= TASK BRIEF =
Retype the whole listing below, character for character.

= EXERCISE MATERIAL =

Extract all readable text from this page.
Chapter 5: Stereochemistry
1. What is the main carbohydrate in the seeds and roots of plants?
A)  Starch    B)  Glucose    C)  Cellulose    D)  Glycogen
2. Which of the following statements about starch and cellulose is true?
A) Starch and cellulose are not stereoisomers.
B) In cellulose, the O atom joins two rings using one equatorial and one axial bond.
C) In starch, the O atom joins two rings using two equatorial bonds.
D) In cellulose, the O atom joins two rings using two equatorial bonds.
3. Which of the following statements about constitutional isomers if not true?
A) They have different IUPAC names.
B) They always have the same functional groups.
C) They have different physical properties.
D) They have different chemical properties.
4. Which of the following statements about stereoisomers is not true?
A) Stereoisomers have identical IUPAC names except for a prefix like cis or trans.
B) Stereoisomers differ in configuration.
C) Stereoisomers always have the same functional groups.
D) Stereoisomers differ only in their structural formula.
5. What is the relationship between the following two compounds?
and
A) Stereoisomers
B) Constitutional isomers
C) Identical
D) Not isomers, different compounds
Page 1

= RESULT FOR THIS TASK =
Extract all readable text from this page.
Chapter 5: Stereochemistry
1. What is the main carbohydrate in the seeds and roots of plants?
A)  Starch    B)  Glucose    C)  Cellulose    D)  Glycogen
2. Which of the following statements about starch and cellulose is true?
A) Starch and cellulose are not stereoisomers.
B) In cellulose, the O atom joins two rings using one equatorial and one axial bond.
C) In starch, the O atom joins two rings using two equatorial bonds.
D) In cellulose, the O atom joins two rings using two equatorial bonds.
3. Which of the following statements about constitutional isomers if not true?
A) They have different IUPAC names.
B) They always have the same functional groups.
C) They have different physical properties.
D) They have different chemical properties.
4. Which of the following statements about stereoisomers is not true?
A) Stereoisomers have identical IUPAC names except for a prefix like cis or trans.
B) Stereoisomers differ in configuration.
C) Stereoisomers always have the same functional groups.
D) Stereoisomers differ only in their structural formula.
5. What is the relationship between the following two compounds?
and
A) Stereoisomers
B) Constitutional isomers
C) Identical
D) Not isomers, different compounds
Page 1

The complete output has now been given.